Check each line of the records below and collect those that include the word "ffffff".

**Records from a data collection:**
——————————

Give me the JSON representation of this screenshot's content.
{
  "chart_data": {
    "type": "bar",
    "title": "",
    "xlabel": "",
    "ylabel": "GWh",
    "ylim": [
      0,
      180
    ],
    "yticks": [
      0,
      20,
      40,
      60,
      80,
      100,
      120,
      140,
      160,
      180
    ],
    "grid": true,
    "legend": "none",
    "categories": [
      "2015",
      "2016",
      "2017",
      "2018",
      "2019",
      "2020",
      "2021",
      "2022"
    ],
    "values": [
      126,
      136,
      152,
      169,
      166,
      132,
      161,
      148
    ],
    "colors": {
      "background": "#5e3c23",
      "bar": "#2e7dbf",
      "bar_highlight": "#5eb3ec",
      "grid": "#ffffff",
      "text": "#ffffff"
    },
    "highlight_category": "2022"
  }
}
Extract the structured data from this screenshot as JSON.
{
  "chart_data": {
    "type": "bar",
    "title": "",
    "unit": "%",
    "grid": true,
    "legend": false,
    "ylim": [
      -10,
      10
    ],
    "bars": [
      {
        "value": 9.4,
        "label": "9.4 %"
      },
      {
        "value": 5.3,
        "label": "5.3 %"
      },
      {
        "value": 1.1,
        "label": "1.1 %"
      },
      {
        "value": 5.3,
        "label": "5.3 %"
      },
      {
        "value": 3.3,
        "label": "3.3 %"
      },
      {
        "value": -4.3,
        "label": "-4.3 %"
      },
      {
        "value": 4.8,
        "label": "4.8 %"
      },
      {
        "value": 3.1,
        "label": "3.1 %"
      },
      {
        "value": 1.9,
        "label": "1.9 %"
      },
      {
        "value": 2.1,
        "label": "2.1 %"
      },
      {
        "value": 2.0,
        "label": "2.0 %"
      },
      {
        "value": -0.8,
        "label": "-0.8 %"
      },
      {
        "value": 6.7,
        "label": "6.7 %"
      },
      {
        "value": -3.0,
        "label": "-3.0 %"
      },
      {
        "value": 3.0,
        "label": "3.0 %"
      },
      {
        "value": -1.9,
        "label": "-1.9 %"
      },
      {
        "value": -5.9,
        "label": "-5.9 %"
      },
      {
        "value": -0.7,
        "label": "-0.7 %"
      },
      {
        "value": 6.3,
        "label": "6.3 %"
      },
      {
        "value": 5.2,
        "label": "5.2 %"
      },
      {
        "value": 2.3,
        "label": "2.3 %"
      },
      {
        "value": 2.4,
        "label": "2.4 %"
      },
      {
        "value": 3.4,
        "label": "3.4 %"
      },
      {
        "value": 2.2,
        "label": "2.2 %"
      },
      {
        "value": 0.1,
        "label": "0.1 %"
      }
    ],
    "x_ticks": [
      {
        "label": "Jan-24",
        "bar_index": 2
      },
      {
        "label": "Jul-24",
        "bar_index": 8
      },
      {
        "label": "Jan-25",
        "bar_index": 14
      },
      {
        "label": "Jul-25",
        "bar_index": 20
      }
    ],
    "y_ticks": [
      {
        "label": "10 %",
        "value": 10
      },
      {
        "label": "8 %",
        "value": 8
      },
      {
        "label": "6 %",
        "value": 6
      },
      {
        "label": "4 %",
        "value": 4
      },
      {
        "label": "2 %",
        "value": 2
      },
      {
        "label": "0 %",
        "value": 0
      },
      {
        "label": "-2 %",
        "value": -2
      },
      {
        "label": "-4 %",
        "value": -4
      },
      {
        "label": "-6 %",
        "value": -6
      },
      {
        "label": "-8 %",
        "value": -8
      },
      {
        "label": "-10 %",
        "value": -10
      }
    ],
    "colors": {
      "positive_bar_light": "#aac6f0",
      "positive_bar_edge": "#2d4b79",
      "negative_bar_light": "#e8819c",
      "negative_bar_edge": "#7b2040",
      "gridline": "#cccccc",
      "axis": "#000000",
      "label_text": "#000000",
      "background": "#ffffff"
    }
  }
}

——————————

**Task answer:**
      "grid": "#ffffff",
      "text": "#ffffff"
      "background": "#ffffff"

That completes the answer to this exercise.